### PROVIDED DATA

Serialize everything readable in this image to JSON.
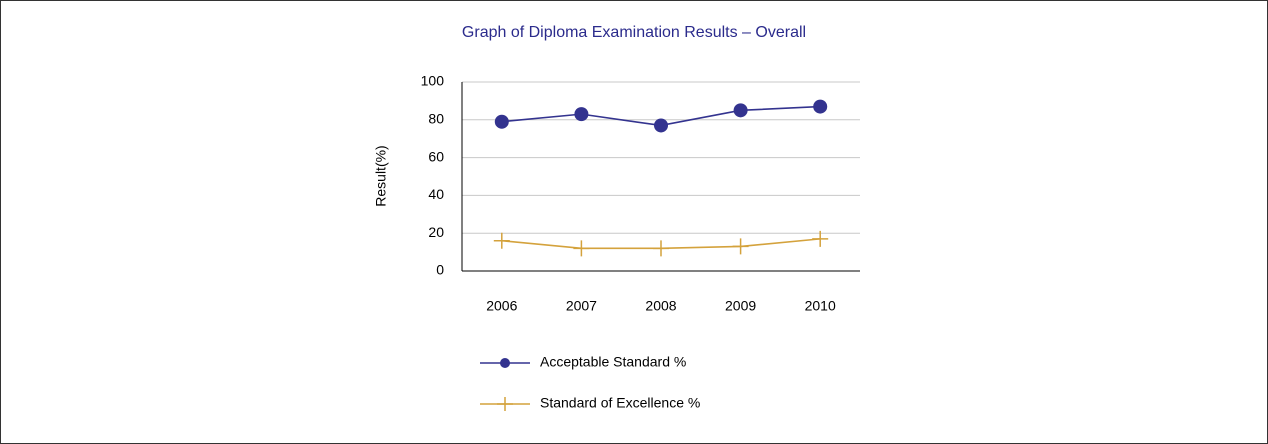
{
  "chart_data": {
    "type": "line",
    "title": "Graph of Diploma Examination Results – Overall",
    "y_label": "Result(%)",
    "categories": [
      "2006",
      "2007",
      "2008",
      "2009",
      "2010"
    ],
    "series": [
      {
        "name": "Acceptable Standard %",
        "color": "#33338f",
        "marker": "circle",
        "values": [
          79,
          83,
          77,
          85,
          87
        ]
      },
      {
        "name": "Standard of Excellence %",
        "color": "#d4a23c",
        "marker": "plus",
        "values": [
          16,
          12,
          12,
          13,
          17
        ]
      }
    ],
    "ylim": [
      0,
      100
    ],
    "yticks": [
      0,
      20,
      40,
      60,
      80,
      100
    ],
    "grid": true,
    "legend": "bottom"
  }
}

### SHORT PROBLEM
Restate each of the entries above word for word and skip every image.

### EXERCISE SOLUTION
Serialize everything readable in this image to JSON.
{
  "chart_data": {
    "type": "line",
    "title": "Graph of Diploma Examination Results – Overall",
    "y_label": "Result(%)",
    "categories": [
      "2006",
      "2007",
      "2008",
      "2009",
      "2010"
    ],
    "series": [
      {
        "name": "Acceptable Standard %",
        "color": "#33338f",
        "marker": "circle",
        "values": [
          79,
          83,
          77,
          85,
          87
        ]
      },
      {
        "name": "Standard of Excellence %",
        "color": "#d4a23c",
        "marker": "plus",
        "values": [
          16,
          12,
          12,
          13,
          17
        ]
      }
    ],
    "ylim": [
      0,
      100
    ],
    "yticks": [
      0,
      20,
      40,
      60,
      80,
      100
    ],
    "grid": true,
    "legend": "bottom"
  }
}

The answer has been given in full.